** begin Working data **
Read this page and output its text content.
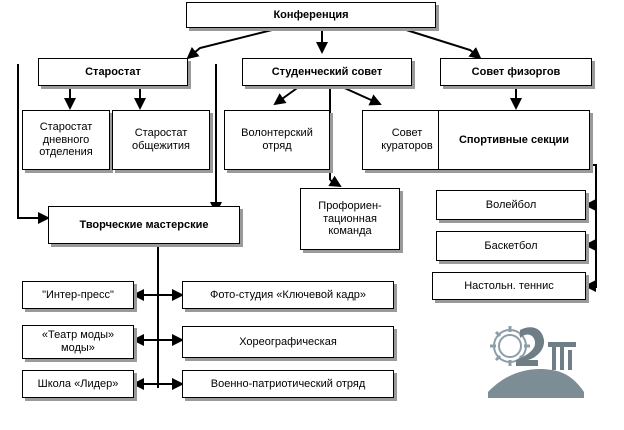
Конференция
Старостат	Студенческий совет	Совет физоргов
Старостат дневного отделения
Старостат общежития
Волонтерский отряд
Совет кураторов
Спортивные секции
Профориен-тационная команда
Творческие мастерские
Волейбол
Баскетбол
Настольн. теннис
"Интер-пресс"	Фото-студия «Ключевой кадр»
«Театр моды» моды»
Хореографическая
Школа «Лидер»	Военно-патриотический отряд
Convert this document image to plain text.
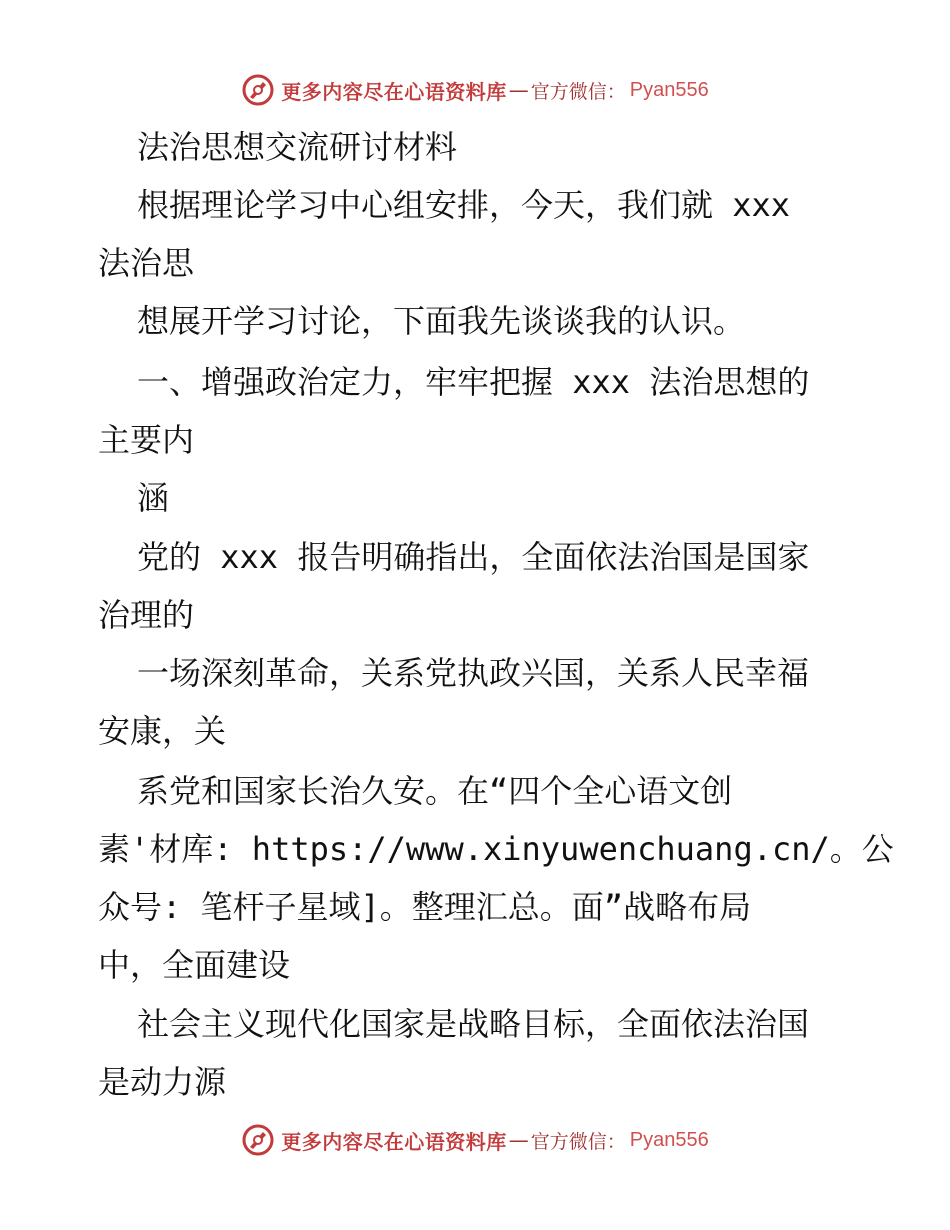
更多内容尽在心语资料库 — 官方微信： Pyan556
法治思想交流研讨材料
根据理论学习中心组安排，今天，我们就 xxx
法治思
想展开学习讨论，下面我先谈谈我的认识。
一、增强政治定力，牢牢把握 xxx 法治思想的
主要内
涵
党的 xxx 报告明确指出，全面依法治国是国家
治理的
一场深刻革命，关系党执政兴国，关系人民幸福
安康，关
系党和国家长治久安。在“四个全心语文创
素'材库: https://www.xinyuwenchuang.cn/。公
众号: 笔杆子星域]。整理汇总。面”战略布局
中，全面建设
社会主义现代化国家是战略目标，全面依法治国
是动力源
更多内容尽在心语资料库 — 官方微信： Pyan556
** end Working data **
[Exercise]: Repeat the listing in full and exactly. Leave any pictures out.

[Exercise solution]:
Read this page and output its text content.
Конференция
Старостат	Студенческий совет	Совет физоргов
Старостат дневного отделения
Старостат общежития
Волонтерский отряд
Совет кураторов
Спортивные секции
Профориен-тационная команда
Творческие мастерские
Волейбол
Баскетбол
Настольн. теннис
"Интер-пресс"	Фото-студия «Ключевой кадр»
«Театр моды» моды»
Хореографическая
Школа «Лидер»	Военно-патриотический отряд
Convert this document image to plain text.
更多内容尽在心语资料库 — 官方微信： Pyan556
法治思想交流研讨材料
根据理论学习中心组安排，今天，我们就 xxx
法治思
想展开学习讨论，下面我先谈谈我的认识。
一、增强政治定力，牢牢把握 xxx 法治思想的
主要内
涵
党的 xxx 报告明确指出，全面依法治国是国家
治理的
一场深刻革命，关系党执政兴国，关系人民幸福
安康，关
系党和国家长治久安。在“四个全心语文创
素'材库: https://www.xinyuwenchuang.cn/。公
众号: 笔杆子星域]。整理汇总。面”战略布局
中，全面建设
社会主义现代化国家是战略目标，全面依法治国
是动力源
更多内容尽在心语资料库 — 官方微信： Pyan556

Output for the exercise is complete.